──────── Entries ────────
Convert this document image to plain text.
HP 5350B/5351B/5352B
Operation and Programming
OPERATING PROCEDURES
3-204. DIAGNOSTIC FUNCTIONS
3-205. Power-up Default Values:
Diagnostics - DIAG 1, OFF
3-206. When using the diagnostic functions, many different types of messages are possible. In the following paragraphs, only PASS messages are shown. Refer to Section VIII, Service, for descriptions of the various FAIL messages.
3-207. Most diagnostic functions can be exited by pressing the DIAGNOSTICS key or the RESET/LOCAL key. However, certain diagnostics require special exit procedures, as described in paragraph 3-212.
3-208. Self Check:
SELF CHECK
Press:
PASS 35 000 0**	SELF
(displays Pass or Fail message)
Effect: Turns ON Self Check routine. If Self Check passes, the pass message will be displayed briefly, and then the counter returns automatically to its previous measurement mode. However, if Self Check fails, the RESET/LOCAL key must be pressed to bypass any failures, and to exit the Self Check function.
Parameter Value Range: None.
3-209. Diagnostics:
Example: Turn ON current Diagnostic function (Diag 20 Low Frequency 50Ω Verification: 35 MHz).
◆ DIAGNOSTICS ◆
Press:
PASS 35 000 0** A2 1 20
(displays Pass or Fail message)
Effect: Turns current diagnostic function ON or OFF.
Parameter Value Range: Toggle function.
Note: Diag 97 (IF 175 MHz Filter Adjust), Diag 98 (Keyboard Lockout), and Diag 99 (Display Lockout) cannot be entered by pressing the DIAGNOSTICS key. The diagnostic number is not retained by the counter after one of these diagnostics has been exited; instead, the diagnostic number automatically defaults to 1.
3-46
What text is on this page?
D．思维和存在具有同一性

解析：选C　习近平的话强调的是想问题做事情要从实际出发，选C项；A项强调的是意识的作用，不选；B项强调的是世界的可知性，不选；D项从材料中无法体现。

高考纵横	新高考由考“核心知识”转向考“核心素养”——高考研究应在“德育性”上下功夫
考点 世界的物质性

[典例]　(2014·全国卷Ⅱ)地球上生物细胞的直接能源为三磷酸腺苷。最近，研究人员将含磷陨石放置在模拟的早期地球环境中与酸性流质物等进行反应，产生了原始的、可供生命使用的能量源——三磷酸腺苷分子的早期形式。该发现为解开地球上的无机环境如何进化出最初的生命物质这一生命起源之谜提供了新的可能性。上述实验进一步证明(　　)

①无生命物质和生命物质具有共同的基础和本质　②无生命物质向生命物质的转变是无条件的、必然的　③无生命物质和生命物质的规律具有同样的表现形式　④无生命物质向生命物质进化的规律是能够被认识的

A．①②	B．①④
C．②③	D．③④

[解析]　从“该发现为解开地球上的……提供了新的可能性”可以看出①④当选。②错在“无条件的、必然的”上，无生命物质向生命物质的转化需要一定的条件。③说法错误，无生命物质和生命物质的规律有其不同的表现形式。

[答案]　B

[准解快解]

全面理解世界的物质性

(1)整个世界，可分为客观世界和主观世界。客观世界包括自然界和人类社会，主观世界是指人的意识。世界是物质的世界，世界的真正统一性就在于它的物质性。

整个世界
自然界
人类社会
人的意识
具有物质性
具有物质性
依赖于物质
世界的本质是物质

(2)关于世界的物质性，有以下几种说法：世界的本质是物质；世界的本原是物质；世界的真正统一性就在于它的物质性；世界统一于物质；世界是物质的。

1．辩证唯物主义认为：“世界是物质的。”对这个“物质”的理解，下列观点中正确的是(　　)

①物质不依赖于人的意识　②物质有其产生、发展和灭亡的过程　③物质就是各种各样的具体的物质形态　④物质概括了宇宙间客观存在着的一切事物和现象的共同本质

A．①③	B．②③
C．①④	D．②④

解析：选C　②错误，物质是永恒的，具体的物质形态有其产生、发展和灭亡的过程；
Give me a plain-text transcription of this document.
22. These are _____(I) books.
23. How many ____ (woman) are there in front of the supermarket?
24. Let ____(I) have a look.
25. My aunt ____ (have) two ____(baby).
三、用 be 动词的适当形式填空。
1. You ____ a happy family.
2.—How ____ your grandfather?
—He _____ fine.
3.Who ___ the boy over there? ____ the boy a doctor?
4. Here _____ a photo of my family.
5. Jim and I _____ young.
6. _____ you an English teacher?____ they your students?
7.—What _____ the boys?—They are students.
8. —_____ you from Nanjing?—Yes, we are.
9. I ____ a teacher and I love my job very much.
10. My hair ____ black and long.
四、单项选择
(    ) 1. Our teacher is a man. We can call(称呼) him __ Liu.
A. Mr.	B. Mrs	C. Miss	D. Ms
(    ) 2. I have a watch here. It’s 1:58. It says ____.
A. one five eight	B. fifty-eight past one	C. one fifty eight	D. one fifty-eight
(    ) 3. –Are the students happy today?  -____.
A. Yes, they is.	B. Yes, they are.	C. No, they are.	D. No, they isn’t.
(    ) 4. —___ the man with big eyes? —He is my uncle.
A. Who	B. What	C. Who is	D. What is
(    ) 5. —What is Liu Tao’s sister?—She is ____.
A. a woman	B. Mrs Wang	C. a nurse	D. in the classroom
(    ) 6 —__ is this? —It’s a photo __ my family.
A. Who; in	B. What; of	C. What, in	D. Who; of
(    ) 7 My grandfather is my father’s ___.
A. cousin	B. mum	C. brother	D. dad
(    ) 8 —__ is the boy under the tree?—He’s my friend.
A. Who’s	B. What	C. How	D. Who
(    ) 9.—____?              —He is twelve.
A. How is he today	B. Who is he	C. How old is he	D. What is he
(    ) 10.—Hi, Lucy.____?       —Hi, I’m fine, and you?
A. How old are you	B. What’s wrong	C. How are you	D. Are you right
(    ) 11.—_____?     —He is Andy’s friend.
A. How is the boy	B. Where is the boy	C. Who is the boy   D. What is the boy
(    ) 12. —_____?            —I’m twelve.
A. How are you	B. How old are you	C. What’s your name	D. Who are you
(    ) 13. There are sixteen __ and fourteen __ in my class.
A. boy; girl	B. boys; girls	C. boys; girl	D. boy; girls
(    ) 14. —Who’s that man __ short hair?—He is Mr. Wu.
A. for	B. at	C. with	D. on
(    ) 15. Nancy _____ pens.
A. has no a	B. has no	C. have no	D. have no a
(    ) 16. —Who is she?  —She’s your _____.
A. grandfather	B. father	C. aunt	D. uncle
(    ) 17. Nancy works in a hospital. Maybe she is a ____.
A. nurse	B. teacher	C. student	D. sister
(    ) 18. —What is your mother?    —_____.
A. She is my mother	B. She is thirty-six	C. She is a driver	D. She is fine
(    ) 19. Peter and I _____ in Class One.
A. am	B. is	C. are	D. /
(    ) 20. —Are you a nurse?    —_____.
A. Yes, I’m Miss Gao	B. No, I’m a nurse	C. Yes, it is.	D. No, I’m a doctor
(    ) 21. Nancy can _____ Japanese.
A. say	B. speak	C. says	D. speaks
────────
▸ Given problem
From the listing above, copy every line that includes the word "happy".

▸ Problem solution
1. You ____ a happy family.
(    ) 3. –Are the students happy today?  -____.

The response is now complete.